---------- PROVIDED RECORDS
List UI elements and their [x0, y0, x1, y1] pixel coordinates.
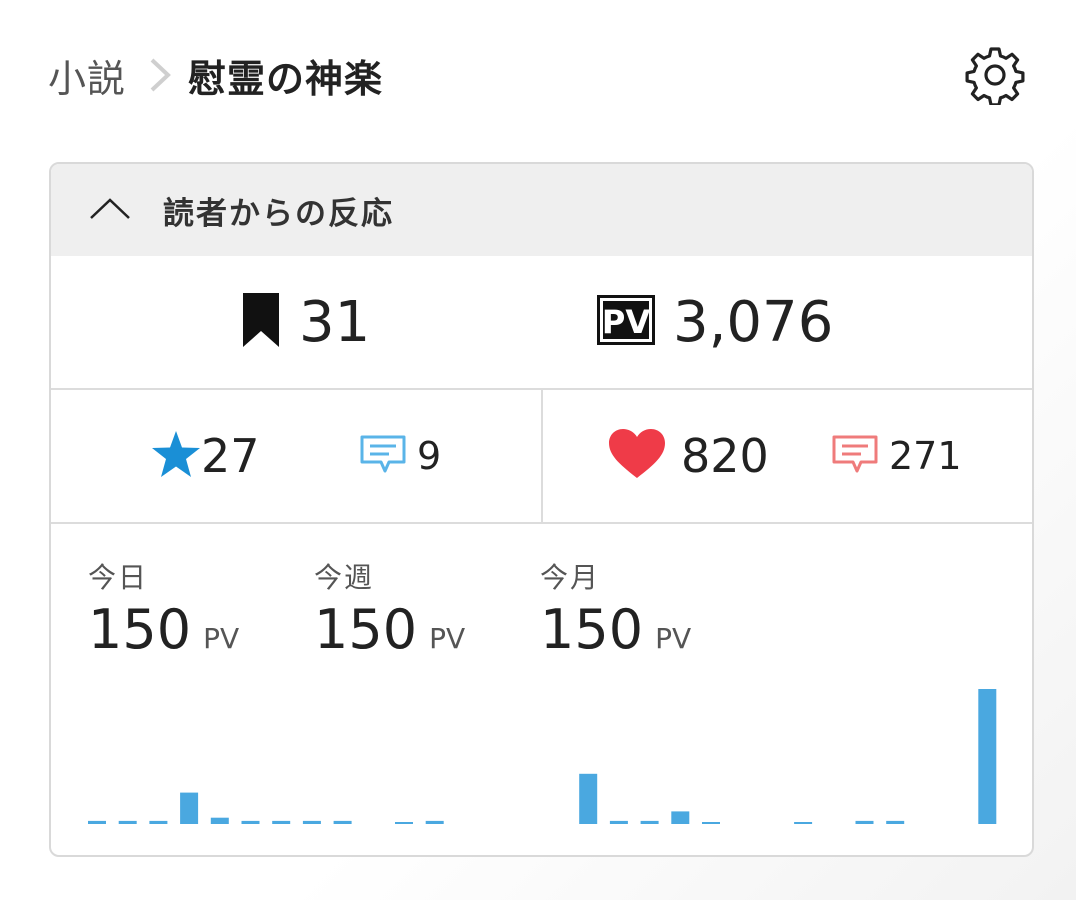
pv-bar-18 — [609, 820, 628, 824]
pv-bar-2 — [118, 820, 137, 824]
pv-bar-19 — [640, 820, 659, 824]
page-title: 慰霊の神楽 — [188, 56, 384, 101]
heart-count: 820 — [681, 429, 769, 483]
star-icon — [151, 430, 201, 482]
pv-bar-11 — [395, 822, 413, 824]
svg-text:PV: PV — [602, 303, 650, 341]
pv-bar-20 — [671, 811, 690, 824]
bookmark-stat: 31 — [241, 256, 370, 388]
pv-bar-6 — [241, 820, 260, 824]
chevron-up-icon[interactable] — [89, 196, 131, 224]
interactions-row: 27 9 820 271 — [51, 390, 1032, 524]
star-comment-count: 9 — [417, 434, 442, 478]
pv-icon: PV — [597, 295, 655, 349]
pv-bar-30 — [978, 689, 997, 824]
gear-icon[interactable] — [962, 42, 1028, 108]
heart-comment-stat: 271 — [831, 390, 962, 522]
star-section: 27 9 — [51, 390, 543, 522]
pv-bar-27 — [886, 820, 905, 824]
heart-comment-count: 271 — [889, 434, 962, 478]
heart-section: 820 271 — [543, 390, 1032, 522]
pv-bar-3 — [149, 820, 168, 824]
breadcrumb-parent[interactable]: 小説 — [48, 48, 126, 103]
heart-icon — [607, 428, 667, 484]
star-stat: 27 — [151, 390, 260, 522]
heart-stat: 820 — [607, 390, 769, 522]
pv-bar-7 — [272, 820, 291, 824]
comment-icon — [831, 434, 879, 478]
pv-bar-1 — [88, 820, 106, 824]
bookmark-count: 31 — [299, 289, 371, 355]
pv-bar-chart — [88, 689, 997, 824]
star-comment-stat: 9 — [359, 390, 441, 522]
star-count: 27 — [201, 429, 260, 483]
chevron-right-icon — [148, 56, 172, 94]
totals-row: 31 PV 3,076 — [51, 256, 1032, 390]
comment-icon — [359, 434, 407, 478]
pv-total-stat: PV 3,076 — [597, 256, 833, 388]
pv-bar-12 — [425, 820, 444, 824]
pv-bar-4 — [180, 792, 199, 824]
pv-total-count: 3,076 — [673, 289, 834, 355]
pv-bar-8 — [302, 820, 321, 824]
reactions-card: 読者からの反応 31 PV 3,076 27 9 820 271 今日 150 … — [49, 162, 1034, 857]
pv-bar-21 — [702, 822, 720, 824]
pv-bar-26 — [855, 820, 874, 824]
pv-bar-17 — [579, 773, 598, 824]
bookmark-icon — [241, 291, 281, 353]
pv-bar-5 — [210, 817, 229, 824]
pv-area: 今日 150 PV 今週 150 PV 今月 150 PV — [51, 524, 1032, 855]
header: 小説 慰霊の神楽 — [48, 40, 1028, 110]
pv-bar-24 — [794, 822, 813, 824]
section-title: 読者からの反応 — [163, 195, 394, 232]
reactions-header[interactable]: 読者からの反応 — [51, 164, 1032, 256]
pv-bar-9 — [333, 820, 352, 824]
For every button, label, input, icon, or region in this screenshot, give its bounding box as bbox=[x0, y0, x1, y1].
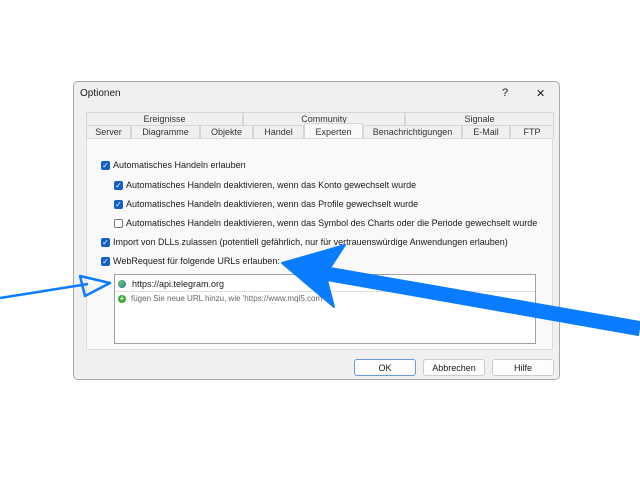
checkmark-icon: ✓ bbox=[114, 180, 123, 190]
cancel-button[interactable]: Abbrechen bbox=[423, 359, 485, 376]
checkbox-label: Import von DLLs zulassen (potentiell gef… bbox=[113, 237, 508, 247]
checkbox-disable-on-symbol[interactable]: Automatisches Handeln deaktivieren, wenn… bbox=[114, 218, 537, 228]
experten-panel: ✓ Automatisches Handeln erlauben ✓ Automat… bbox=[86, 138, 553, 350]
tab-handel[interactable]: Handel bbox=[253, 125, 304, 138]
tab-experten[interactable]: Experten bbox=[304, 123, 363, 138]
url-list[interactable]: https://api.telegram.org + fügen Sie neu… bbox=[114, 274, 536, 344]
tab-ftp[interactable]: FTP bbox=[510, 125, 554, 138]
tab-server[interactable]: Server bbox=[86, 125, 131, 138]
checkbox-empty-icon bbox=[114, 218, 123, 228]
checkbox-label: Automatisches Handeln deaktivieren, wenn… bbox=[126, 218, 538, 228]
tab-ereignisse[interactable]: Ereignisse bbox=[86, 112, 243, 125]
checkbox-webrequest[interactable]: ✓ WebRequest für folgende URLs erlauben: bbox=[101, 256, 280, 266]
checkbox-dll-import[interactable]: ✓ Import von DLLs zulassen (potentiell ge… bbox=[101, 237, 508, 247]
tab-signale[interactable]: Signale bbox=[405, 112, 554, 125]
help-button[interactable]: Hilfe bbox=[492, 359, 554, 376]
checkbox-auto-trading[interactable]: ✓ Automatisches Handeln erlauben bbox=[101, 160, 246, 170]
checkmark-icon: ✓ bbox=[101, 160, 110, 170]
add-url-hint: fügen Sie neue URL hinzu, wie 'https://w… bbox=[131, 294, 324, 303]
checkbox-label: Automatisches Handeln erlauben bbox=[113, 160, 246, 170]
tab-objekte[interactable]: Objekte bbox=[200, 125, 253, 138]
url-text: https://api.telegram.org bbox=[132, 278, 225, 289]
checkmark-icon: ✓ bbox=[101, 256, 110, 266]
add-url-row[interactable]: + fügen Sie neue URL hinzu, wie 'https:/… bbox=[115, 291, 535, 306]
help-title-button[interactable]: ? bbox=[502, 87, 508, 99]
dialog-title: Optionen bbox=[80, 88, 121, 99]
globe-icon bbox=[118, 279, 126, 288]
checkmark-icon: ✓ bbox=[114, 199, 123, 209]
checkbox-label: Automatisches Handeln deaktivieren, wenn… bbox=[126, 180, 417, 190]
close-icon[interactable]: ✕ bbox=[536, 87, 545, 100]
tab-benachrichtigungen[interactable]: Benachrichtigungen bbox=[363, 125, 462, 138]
--------------------
▶ _PROBLEM STATEMENT_
Rename "checkmark-icon" to "tick-icon" throughout all the entries and leave everything else unchanged. Omit the pictures from your answer.

▶ _ANSWER FOR THIS EXERCISE_
List UI elements and their [x0, y0, x1, y1] pixel coordinates.
pv-bar-18 — [609, 820, 628, 824]
pv-bar-2 — [118, 820, 137, 824]
pv-bar-19 — [640, 820, 659, 824]
page-title: 慰霊の神楽 — [188, 56, 384, 101]
heart-count: 820 — [681, 429, 769, 483]
star-icon — [151, 430, 201, 482]
pv-bar-11 — [395, 822, 413, 824]
svg-text:PV: PV — [602, 303, 650, 341]
pv-bar-20 — [671, 811, 690, 824]
bookmark-stat: 31 — [241, 256, 370, 388]
pv-bar-6 — [241, 820, 260, 824]
chevron-up-icon[interactable] — [89, 196, 131, 224]
interactions-row: 27 9 820 271 — [51, 390, 1032, 524]
star-comment-count: 9 — [417, 434, 442, 478]
pv-icon: PV — [597, 295, 655, 349]
pv-bar-30 — [978, 689, 997, 824]
gear-icon[interactable] — [962, 42, 1028, 108]
heart-comment-stat: 271 — [831, 390, 962, 522]
star-section: 27 9 — [51, 390, 543, 522]
pv-bar-27 — [886, 820, 905, 824]
heart-comment-count: 271 — [889, 434, 962, 478]
heart-section: 820 271 — [543, 390, 1032, 522]
pv-bar-3 — [149, 820, 168, 824]
breadcrumb-parent[interactable]: 小説 — [48, 48, 126, 103]
heart-icon — [607, 428, 667, 484]
star-stat: 27 — [151, 390, 260, 522]
heart-stat: 820 — [607, 390, 769, 522]
pv-bar-7 — [272, 820, 291, 824]
comment-icon — [831, 434, 879, 478]
pv-bar-1 — [88, 820, 106, 824]
bookmark-count: 31 — [299, 289, 371, 355]
pv-bar-chart — [88, 689, 997, 824]
star-comment-stat: 9 — [359, 390, 441, 522]
star-count: 27 — [201, 429, 260, 483]
chevron-right-icon — [148, 56, 172, 94]
totals-row: 31 PV 3,076 — [51, 256, 1032, 390]
comment-icon — [359, 434, 407, 478]
pv-total-stat: PV 3,076 — [597, 256, 833, 388]
pv-bar-12 — [425, 820, 444, 824]
pv-bar-4 — [180, 792, 199, 824]
pv-total-count: 3,076 — [673, 289, 834, 355]
pv-bar-8 — [302, 820, 321, 824]
reactions-card: 読者からの反応 31 PV 3,076 27 9 820 271 今日 150 … — [49, 162, 1034, 857]
pv-bar-21 — [702, 822, 720, 824]
pv-bar-26 — [855, 820, 874, 824]
pv-bar-17 — [579, 773, 598, 824]
bookmark-icon — [241, 291, 281, 353]
pv-bar-5 — [210, 817, 229, 824]
pv-area: 今日 150 PV 今週 150 PV 今月 150 PV — [51, 524, 1032, 855]
header: 小説 慰霊の神楽 — [48, 40, 1028, 110]
pv-bar-24 — [794, 822, 813, 824]
section-title: 読者からの反応 — [163, 195, 394, 232]
reactions-header[interactable]: 読者からの反応 — [51, 164, 1032, 256]
pv-bar-9 — [333, 820, 352, 824]
For every button, label, input, icon, or region in this screenshot, give its bounding box as bbox=[x0, y0, x1, y1].
tick-icon: ✓ bbox=[114, 180, 123, 190]
cancel-button[interactable]: Abbrechen bbox=[423, 359, 485, 376]
checkbox-label: Import von DLLs zulassen (potentiell gef… bbox=[113, 237, 508, 247]
checkbox-disable-on-symbol[interactable]: Automatisches Handeln deaktivieren, wenn… bbox=[114, 218, 537, 228]
experten-panel: ✓ Automatisches Handeln erlauben ✓ Automat… bbox=[86, 138, 553, 350]
tab-handel[interactable]: Handel bbox=[253, 125, 304, 138]
tab-experten[interactable]: Experten bbox=[304, 123, 363, 138]
url-list[interactable]: https://api.telegram.org + fügen Sie neu… bbox=[114, 274, 536, 344]
tab-ftp[interactable]: FTP bbox=[510, 125, 554, 138]
tab-server[interactable]: Server bbox=[86, 125, 131, 138]
checkbox-empty-icon bbox=[114, 218, 123, 228]
checkbox-label: Automatisches Handeln deaktivieren, wenn… bbox=[126, 218, 538, 228]
tab-ereignisse[interactable]: Ereignisse bbox=[86, 112, 243, 125]
checkbox-webrequest[interactable]: ✓ WebRequest für folgende URLs erlauben: bbox=[101, 256, 280, 266]
checkbox-dll-import[interactable]: ✓ Import von DLLs zulassen (potentiell ge… bbox=[101, 237, 508, 247]
tab-signale[interactable]: Signale bbox=[405, 112, 554, 125]
help-button[interactable]: Hilfe bbox=[492, 359, 554, 376]
checkbox-auto-trading[interactable]: ✓ Automatisches Handeln erlauben bbox=[101, 160, 246, 170]
tick-icon: ✓ bbox=[101, 160, 110, 170]
add-url-hint: fügen Sie neue URL hinzu, wie 'https://w… bbox=[131, 294, 324, 303]
checkbox-label: Automatisches Handeln erlauben bbox=[113, 160, 246, 170]
tab-objekte[interactable]: Objekte bbox=[200, 125, 253, 138]
url-text: https://api.telegram.org bbox=[132, 278, 225, 289]
tick-icon: ✓ bbox=[101, 256, 110, 266]
add-url-row[interactable]: + fügen Sie neue URL hinzu, wie 'https:/… bbox=[115, 291, 535, 306]
help-title-button[interactable]: ? bbox=[502, 87, 508, 99]
dialog-title: Optionen bbox=[80, 88, 121, 99]
globe-icon bbox=[118, 279, 126, 288]
tick-icon: ✓ bbox=[114, 199, 123, 209]
checkbox-label: Automatisches Handeln deaktivieren, wenn… bbox=[126, 180, 417, 190]
close-icon[interactable]: ✕ bbox=[536, 87, 545, 100]
tab-benachrichtigungen[interactable]: Benachrichtigungen bbox=[363, 125, 462, 138]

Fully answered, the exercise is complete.